[Begin Given records]

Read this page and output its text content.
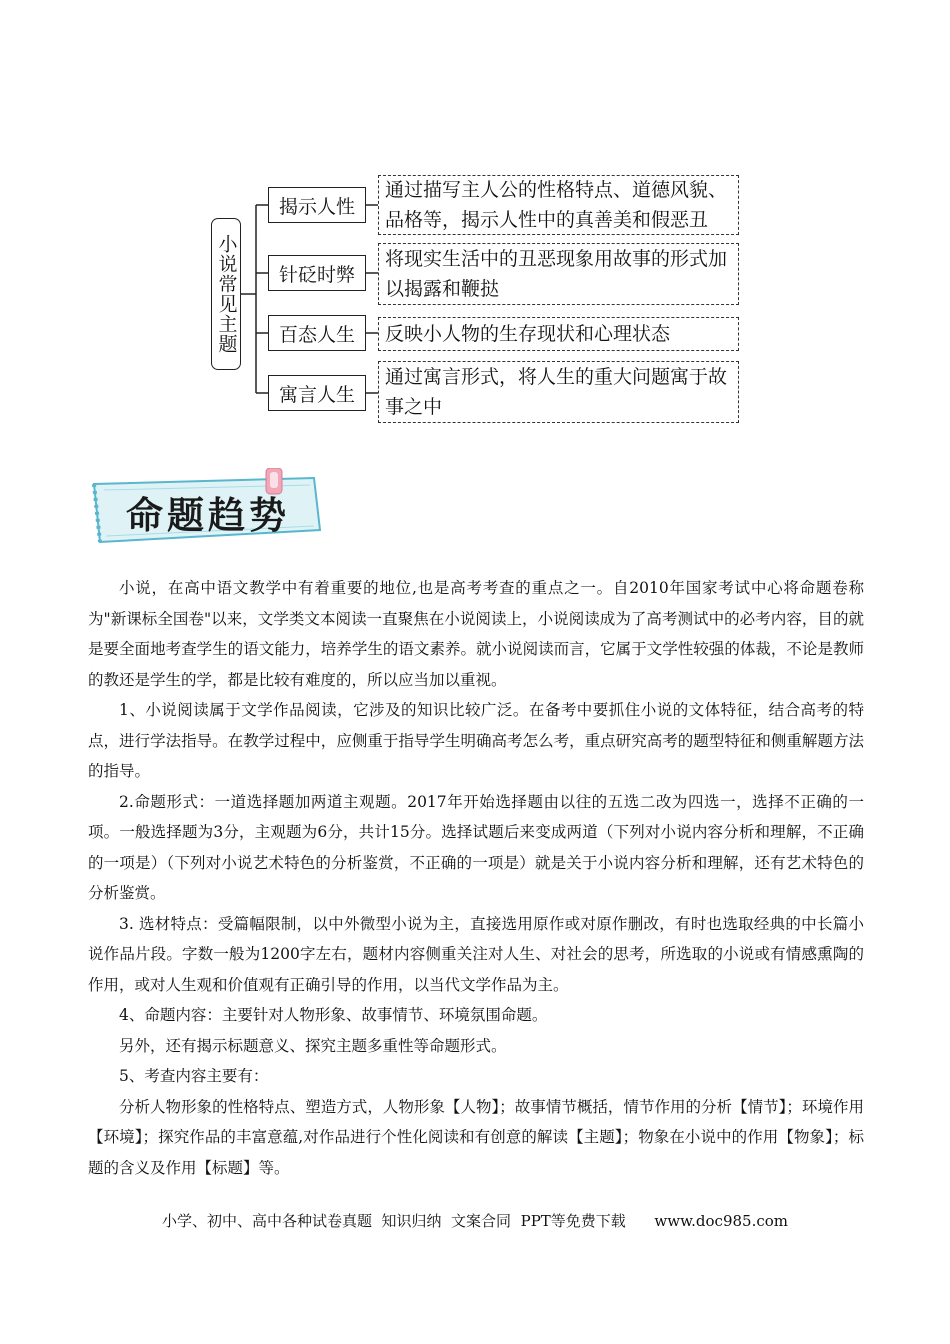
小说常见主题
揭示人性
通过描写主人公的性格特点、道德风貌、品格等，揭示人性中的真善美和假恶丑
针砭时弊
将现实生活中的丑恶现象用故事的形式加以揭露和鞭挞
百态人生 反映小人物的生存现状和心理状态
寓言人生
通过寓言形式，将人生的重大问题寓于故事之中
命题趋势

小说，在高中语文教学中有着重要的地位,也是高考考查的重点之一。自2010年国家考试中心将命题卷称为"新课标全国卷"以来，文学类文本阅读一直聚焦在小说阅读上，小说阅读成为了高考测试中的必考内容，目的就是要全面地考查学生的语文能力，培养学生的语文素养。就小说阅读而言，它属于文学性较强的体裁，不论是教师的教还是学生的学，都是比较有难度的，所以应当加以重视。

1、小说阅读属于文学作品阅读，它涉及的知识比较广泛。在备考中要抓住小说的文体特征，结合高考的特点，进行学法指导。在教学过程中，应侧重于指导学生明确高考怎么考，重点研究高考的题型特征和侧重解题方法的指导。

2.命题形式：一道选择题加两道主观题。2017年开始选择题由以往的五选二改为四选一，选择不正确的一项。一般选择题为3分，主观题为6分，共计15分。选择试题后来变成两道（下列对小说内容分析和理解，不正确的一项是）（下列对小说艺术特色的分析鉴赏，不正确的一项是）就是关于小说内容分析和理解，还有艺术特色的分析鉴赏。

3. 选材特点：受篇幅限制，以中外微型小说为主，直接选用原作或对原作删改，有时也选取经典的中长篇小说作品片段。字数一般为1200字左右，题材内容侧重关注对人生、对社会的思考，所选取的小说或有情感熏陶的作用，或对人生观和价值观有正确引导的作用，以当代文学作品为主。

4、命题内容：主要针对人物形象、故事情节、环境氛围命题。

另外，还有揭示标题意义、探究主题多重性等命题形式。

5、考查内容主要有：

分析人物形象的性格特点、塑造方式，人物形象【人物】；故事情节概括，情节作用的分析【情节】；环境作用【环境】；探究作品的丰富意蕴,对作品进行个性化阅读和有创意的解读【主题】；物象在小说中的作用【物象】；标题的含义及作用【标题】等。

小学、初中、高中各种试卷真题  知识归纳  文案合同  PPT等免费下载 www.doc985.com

[End Given records]

What is asked
Extract the full listing exactly, with the pictures left out.

Task answer
Read this page and output its text content.
小说常见主题
揭示人性
通过描写主人公的性格特点、道德风貌、品格等，揭示人性中的真善美和假恶丑
针砭时弊
将现实生活中的丑恶现象用故事的形式加以揭露和鞭挞
百态人生 反映小人物的生存现状和心理状态
寓言人生
通过寓言形式，将人生的重大问题寓于故事之中
命题趋势

小说，在高中语文教学中有着重要的地位,也是高考考查的重点之一。自2010年国家考试中心将命题卷称为"新课标全国卷"以来，文学类文本阅读一直聚焦在小说阅读上，小说阅读成为了高考测试中的必考内容，目的就是要全面地考查学生的语文能力，培养学生的语文素养。就小说阅读而言，它属于文学性较强的体裁，不论是教师的教还是学生的学，都是比较有难度的，所以应当加以重视。

1、小说阅读属于文学作品阅读，它涉及的知识比较广泛。在备考中要抓住小说的文体特征，结合高考的特点，进行学法指导。在教学过程中，应侧重于指导学生明确高考怎么考，重点研究高考的题型特征和侧重解题方法的指导。

2.命题形式：一道选择题加两道主观题。2017年开始选择题由以往的五选二改为四选一，选择不正确的一项。一般选择题为3分，主观题为6分，共计15分。选择试题后来变成两道（下列对小说内容分析和理解，不正确的一项是）（下列对小说艺术特色的分析鉴赏，不正确的一项是）就是关于小说内容分析和理解，还有艺术特色的分析鉴赏。

3. 选材特点：受篇幅限制，以中外微型小说为主，直接选用原作或对原作删改，有时也选取经典的中长篇小说作品片段。字数一般为1200字左右，题材内容侧重关注对人生、对社会的思考，所选取的小说或有情感熏陶的作用，或对人生观和价值观有正确引导的作用，以当代文学作品为主。

4、命题内容：主要针对人物形象、故事情节、环境氛围命题。

另外，还有揭示标题意义、探究主题多重性等命题形式。

5、考查内容主要有：

分析人物形象的性格特点、塑造方式，人物形象【人物】；故事情节概括，情节作用的分析【情节】；环境作用【环境】；探究作品的丰富意蕴,对作品进行个性化阅读和有创意的解读【主题】；物象在小说中的作用【物象】；标题的含义及作用【标题】等。

小学、初中、高中各种试卷真题  知识归纳  文案合同  PPT等免费下载 www.doc985.com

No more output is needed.